* [What you should do] Go through the lines below. Copy those with "Compress".
·····
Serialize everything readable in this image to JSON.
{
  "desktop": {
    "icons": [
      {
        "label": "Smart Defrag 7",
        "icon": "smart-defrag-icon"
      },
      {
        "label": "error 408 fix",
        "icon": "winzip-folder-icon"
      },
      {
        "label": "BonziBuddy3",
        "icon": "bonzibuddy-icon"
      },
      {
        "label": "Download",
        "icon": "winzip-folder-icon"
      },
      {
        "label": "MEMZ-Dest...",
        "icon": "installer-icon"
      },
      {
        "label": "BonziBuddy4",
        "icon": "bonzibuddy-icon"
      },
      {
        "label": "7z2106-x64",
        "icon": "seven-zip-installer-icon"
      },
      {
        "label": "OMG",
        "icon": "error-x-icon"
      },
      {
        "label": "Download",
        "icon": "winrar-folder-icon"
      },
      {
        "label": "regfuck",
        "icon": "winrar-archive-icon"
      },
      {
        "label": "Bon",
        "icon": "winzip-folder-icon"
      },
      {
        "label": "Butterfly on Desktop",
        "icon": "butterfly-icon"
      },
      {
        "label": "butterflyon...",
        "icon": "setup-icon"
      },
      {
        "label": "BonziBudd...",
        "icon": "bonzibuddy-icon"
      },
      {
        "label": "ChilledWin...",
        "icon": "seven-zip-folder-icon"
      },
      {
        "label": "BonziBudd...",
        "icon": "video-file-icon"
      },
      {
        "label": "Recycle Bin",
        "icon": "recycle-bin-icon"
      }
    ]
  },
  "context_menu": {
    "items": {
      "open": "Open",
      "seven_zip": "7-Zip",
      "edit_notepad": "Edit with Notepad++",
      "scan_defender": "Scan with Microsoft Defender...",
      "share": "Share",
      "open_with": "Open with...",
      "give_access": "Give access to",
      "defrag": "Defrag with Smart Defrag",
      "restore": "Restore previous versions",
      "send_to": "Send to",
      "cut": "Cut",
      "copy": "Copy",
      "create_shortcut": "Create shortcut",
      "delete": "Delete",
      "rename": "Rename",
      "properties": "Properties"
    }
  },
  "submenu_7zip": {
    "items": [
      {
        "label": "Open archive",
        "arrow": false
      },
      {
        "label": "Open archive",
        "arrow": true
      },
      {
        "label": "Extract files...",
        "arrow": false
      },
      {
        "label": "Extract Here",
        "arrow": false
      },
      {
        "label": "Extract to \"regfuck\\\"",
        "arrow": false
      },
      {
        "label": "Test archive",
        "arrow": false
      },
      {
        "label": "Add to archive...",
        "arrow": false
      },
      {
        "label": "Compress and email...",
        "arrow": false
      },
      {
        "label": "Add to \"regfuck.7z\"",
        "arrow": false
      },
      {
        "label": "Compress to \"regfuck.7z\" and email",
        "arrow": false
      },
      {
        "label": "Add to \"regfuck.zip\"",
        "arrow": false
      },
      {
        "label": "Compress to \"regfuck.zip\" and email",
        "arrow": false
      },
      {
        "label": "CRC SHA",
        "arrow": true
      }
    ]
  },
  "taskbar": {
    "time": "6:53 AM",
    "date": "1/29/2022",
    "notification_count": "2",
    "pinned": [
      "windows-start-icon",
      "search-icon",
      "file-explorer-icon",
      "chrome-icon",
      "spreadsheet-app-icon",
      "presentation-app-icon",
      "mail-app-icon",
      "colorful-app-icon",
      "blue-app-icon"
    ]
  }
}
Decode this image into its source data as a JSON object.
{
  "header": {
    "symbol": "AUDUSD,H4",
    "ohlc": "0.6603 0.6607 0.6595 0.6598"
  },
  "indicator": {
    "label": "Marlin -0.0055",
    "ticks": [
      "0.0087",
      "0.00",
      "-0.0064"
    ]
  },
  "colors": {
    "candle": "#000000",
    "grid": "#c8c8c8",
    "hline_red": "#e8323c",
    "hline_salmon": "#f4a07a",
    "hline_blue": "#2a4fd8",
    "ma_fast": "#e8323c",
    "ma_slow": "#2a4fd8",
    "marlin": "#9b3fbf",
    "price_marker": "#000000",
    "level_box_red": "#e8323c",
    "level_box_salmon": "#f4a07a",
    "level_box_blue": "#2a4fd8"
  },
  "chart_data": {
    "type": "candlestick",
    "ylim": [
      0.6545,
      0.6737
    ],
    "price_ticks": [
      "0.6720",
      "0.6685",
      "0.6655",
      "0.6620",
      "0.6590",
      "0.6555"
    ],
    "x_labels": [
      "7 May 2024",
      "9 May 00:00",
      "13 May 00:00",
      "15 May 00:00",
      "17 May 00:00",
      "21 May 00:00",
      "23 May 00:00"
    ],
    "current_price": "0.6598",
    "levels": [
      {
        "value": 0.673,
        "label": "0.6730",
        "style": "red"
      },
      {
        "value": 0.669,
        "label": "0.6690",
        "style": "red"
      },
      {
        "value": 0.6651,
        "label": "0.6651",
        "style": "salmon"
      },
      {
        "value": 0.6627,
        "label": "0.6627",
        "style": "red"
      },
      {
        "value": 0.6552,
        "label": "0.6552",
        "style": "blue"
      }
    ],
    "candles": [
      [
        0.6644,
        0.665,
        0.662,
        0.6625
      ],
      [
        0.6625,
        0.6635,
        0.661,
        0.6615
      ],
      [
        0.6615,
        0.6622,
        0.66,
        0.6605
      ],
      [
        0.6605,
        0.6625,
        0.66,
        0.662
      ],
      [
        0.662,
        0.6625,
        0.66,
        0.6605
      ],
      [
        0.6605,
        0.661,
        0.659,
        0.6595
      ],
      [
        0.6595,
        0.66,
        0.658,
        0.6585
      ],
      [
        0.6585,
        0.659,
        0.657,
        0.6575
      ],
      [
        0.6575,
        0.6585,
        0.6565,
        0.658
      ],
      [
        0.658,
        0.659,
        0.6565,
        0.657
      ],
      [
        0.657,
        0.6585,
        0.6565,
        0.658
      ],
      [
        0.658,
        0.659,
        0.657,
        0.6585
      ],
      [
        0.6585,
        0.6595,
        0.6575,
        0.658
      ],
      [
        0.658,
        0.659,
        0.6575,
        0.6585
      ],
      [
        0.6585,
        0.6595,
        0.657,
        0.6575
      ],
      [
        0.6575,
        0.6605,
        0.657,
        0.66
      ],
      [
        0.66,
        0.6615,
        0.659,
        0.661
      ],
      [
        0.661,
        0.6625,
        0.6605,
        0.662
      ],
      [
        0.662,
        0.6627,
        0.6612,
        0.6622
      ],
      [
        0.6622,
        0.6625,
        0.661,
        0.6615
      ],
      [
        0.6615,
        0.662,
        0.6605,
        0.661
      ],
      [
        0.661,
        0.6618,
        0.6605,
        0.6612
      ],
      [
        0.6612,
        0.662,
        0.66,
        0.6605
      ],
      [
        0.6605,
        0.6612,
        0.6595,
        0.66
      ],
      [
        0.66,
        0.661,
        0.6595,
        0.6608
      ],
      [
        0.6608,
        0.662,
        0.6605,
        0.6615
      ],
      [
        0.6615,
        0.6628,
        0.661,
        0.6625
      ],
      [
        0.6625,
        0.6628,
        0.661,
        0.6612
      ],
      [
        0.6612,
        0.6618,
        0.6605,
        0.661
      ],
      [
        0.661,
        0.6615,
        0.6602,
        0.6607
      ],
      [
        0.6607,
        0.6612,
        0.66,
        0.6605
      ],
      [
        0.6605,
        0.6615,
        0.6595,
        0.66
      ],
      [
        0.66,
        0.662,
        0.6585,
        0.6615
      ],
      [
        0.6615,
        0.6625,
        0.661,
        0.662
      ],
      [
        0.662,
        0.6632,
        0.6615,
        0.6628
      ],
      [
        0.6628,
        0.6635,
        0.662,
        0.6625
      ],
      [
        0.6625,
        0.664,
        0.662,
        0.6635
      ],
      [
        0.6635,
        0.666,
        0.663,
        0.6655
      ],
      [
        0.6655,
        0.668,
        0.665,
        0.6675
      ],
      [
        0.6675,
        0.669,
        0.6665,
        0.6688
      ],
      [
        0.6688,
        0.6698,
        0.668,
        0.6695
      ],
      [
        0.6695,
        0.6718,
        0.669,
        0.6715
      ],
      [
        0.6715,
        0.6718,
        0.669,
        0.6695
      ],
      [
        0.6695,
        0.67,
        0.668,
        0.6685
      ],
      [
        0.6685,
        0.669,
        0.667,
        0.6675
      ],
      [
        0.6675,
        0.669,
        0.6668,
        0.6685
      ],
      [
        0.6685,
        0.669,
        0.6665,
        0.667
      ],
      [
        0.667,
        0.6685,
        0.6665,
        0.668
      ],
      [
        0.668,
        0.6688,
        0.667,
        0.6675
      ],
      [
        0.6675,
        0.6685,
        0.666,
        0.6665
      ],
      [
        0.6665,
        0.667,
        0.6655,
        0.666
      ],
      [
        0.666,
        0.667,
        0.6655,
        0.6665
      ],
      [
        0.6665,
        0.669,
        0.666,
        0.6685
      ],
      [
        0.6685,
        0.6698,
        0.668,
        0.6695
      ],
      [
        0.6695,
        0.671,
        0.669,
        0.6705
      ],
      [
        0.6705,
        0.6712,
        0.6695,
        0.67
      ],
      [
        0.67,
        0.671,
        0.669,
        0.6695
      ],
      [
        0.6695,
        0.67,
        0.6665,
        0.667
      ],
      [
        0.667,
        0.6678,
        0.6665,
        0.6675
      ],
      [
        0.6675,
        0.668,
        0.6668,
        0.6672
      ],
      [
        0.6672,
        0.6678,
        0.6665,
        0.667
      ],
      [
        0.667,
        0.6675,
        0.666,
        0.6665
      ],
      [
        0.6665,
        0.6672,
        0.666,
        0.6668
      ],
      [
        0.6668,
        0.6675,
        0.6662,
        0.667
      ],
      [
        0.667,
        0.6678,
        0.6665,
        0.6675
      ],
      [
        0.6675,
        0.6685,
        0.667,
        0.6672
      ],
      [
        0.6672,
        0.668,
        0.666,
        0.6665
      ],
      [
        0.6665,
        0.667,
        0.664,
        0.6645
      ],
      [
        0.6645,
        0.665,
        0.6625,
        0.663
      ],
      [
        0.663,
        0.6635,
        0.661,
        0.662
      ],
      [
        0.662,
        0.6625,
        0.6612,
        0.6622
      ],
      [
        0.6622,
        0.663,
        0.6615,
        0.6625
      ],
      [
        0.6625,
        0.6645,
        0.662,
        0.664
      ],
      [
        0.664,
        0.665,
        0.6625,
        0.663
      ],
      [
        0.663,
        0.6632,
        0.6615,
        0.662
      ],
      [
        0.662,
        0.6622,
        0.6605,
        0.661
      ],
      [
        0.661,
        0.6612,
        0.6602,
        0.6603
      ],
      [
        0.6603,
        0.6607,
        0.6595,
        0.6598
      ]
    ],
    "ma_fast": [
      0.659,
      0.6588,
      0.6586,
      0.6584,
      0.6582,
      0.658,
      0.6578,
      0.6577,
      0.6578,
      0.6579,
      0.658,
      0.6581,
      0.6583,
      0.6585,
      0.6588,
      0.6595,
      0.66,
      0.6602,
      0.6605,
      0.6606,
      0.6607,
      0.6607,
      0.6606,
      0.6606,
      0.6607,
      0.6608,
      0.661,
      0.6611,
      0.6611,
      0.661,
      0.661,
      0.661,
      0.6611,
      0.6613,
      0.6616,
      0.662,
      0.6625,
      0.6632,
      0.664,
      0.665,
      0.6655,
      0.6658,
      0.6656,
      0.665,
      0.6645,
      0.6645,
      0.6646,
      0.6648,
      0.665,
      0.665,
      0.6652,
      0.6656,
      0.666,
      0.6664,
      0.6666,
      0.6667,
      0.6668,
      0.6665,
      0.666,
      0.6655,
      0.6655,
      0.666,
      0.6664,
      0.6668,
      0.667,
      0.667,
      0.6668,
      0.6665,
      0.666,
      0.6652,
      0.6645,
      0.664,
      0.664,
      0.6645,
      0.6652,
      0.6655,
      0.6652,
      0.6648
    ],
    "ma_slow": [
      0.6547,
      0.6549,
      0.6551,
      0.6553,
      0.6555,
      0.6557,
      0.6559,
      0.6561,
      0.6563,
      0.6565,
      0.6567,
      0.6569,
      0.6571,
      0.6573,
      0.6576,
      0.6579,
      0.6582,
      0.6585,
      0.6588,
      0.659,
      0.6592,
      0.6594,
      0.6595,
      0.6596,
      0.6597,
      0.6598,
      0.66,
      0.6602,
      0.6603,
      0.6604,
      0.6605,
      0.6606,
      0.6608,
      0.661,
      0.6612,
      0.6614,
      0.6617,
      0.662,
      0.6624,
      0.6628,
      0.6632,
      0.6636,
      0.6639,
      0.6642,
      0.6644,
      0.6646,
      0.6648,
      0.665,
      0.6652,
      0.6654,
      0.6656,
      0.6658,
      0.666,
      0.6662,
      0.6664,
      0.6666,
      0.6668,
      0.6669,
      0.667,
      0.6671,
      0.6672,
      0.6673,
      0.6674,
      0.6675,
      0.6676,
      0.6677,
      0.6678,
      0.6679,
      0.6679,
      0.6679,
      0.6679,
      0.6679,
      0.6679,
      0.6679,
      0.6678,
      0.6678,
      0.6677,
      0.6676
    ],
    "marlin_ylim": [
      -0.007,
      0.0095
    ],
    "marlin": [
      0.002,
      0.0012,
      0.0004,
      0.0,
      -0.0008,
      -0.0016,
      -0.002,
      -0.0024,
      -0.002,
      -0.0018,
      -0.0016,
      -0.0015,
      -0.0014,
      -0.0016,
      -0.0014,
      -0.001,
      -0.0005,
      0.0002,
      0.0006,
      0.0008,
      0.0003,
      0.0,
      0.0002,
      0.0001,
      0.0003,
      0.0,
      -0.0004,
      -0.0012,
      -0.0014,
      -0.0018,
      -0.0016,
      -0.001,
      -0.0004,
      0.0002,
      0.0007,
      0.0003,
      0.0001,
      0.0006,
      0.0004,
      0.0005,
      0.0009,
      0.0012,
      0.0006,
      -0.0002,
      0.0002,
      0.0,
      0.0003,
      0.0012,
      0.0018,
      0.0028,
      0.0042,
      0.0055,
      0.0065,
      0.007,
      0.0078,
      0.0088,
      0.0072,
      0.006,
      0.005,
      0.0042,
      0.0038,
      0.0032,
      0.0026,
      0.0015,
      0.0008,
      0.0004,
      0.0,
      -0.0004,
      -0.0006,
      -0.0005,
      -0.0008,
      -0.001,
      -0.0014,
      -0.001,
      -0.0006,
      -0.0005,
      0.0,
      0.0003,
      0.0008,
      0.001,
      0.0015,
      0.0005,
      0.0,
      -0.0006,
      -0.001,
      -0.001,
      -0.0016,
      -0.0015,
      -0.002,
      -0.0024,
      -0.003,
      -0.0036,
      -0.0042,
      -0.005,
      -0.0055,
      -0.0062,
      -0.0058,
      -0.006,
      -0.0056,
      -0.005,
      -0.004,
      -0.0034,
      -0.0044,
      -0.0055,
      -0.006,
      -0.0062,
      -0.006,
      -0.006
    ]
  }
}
·····
* [Result below]
        "label": "Compress and email...",
        "label": "Compress to \"regfuck.7z\" and email",
        "label": "Compress to \"regfuck.zip\" and email",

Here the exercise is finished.